● **Problem to work on**:
Copy each line below in which the word "type" occurs.

[START OF Records to process]

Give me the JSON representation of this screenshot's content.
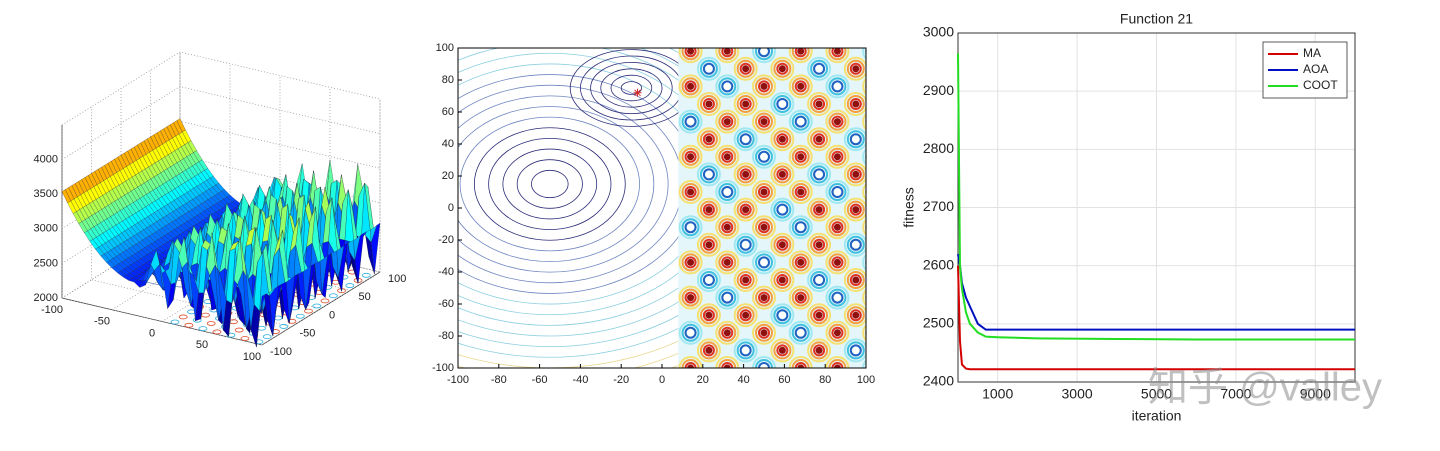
{
  "chart_data": [
    {
      "type": "surface3d",
      "xlim": [
        -100,
        100
      ],
      "ylim": [
        -100,
        100
      ],
      "zlim": [
        2000,
        4500
      ],
      "xticks": [
        -100,
        -50,
        0,
        50,
        100
      ],
      "yticks": [
        -100,
        -50,
        0,
        50,
        100
      ],
      "zticks": [
        2000,
        2500,
        3000,
        3500,
        4000
      ]
    },
    {
      "type": "contour",
      "xlim": [
        -100,
        100
      ],
      "ylim": [
        -100,
        100
      ],
      "xticks": [
        -100,
        -80,
        -60,
        -40,
        -20,
        0,
        20,
        40,
        60,
        80,
        100
      ],
      "yticks": [
        -100,
        -80,
        -60,
        -40,
        -20,
        0,
        20,
        40,
        60,
        80,
        100
      ],
      "marker": {
        "x": -12,
        "y": 72,
        "color": "#d62728"
      }
    },
    {
      "type": "line",
      "title": "Function 21",
      "x_label": "iteration",
      "y_label": "fitness",
      "x": [
        0,
        50,
        100,
        200,
        300,
        500,
        700,
        1000,
        2000,
        4000,
        6000,
        8000,
        10000
      ],
      "series": [
        {
          "name": "MA",
          "color": "#d40000",
          "values": [
            2600,
            2470,
            2430,
            2423,
            2422,
            2422,
            2422,
            2422,
            2422,
            2422,
            2422,
            2422,
            2422
          ]
        },
        {
          "name": "AOA",
          "color": "#0010c0",
          "values": [
            2620,
            2600,
            2570,
            2545,
            2530,
            2500,
            2490,
            2490,
            2490,
            2490,
            2490,
            2490,
            2490
          ]
        },
        {
          "name": "COOT",
          "color": "#22dd22",
          "values": [
            2965,
            2600,
            2560,
            2520,
            2500,
            2485,
            2478,
            2477,
            2475,
            2474,
            2473,
            2473,
            2473
          ]
        }
      ],
      "xlim": [
        0,
        10000
      ],
      "ylim": [
        2400,
        3000
      ],
      "xticks": [
        1000,
        3000,
        5000,
        7000,
        9000
      ],
      "yticks": [
        2400,
        2500,
        2600,
        2700,
        2800,
        2900,
        3000
      ],
      "grid": true,
      "legend": "upper right",
      "watermark": "知乎 @valley"
    }
  ]
}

[END OF Records to process]

● **Task response**:
      "type": "surface3d",
      "type": "contour",
      "type": "line",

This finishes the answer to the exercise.